___ ITEMS
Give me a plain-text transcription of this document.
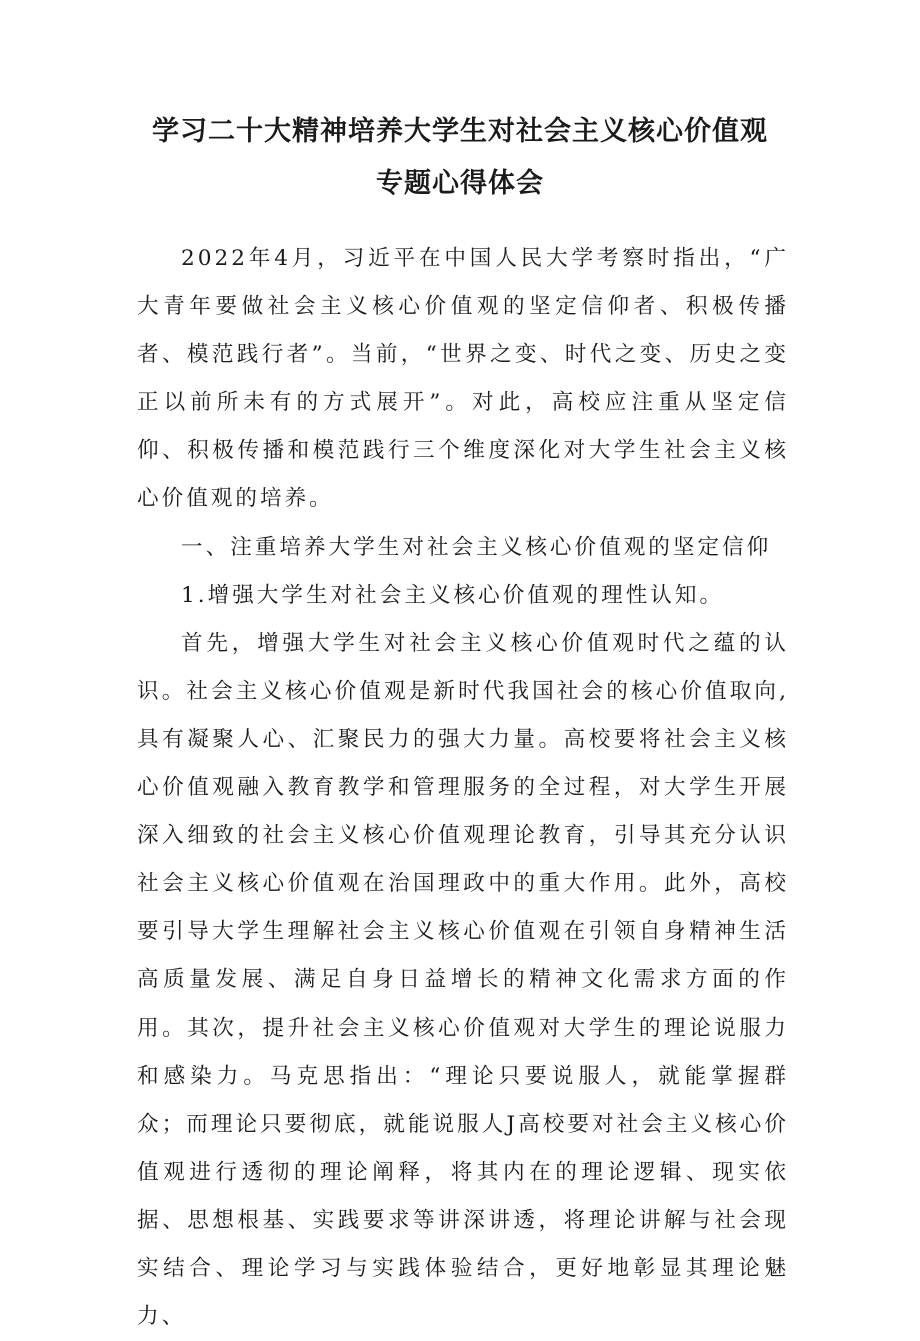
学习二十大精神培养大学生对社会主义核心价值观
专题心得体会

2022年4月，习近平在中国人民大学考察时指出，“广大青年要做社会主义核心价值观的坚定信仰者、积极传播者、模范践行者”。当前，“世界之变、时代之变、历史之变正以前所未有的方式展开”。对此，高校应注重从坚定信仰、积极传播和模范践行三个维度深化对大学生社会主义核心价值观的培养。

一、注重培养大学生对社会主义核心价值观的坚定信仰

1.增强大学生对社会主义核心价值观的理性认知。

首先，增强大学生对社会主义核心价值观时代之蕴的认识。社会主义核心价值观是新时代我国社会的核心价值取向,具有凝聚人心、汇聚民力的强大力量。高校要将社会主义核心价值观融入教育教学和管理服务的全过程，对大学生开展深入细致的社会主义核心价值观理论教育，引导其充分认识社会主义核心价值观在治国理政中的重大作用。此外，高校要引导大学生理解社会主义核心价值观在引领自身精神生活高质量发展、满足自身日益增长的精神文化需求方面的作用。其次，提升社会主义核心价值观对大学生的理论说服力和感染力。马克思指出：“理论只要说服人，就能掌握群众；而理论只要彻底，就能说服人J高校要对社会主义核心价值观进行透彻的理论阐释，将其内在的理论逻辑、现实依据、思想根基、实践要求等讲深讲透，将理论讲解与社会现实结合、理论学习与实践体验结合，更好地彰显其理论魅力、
______
___ ITEMS
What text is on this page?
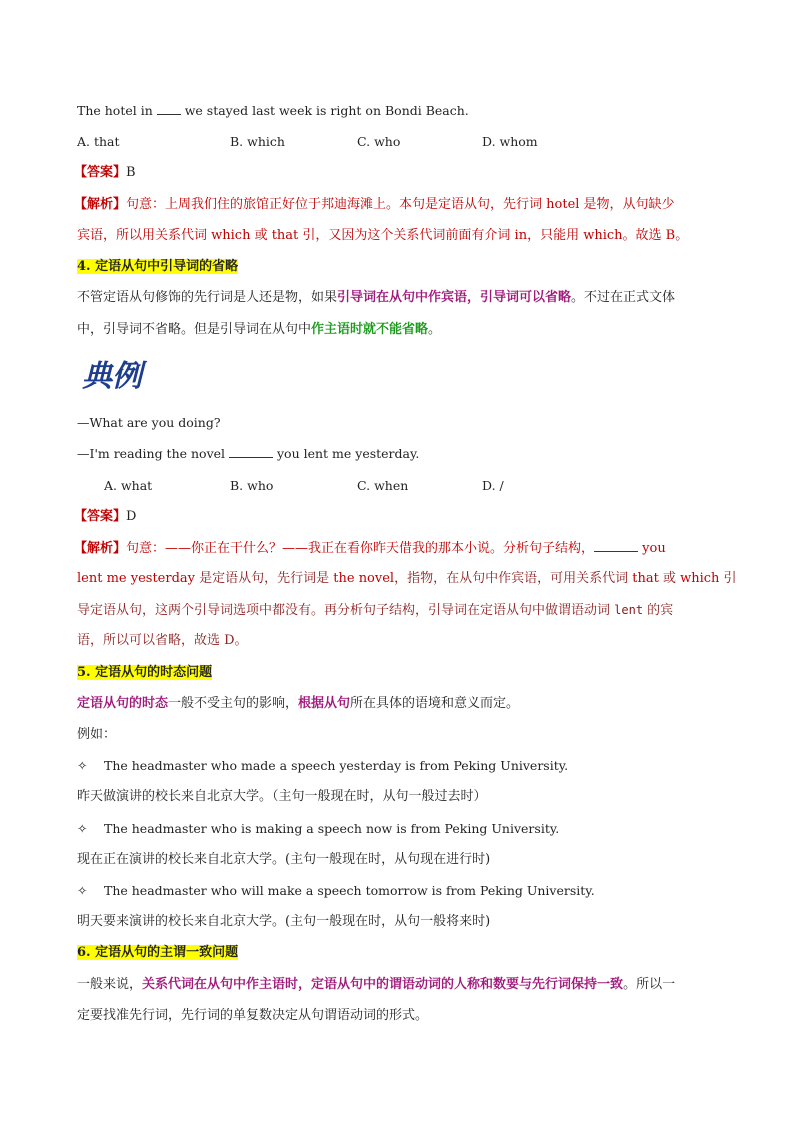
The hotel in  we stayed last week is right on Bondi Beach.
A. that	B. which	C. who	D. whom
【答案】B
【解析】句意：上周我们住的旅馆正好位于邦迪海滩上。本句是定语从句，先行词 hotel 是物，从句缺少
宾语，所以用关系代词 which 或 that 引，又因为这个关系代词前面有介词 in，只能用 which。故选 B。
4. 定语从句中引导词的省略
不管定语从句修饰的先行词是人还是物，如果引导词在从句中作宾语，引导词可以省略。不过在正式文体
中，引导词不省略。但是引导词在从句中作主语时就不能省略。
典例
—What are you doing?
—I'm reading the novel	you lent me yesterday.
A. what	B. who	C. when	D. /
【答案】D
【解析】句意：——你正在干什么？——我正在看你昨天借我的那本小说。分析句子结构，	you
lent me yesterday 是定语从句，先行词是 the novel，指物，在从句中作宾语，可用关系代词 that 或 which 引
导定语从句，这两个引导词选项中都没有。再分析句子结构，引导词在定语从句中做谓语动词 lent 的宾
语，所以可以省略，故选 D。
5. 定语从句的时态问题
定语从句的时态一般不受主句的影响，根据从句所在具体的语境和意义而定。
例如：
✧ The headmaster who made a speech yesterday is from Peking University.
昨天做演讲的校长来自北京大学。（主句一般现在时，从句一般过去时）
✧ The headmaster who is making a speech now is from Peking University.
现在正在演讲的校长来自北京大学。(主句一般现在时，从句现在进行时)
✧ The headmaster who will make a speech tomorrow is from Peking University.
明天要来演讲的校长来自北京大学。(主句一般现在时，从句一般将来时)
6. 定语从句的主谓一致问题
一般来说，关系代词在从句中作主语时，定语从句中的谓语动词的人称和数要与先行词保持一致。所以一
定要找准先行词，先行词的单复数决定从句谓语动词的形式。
______
▸ **TASK TO CARRY OUT**
Return every line containing "speech".

▸ **SOLUTION FOR THIS EXERCISE**
✧ The headmaster who made a speech yesterday is from Peking University.
✧ The headmaster who is making a speech now is from Peking University.
✧ The headmaster who will make a speech tomorrow is from Peking University.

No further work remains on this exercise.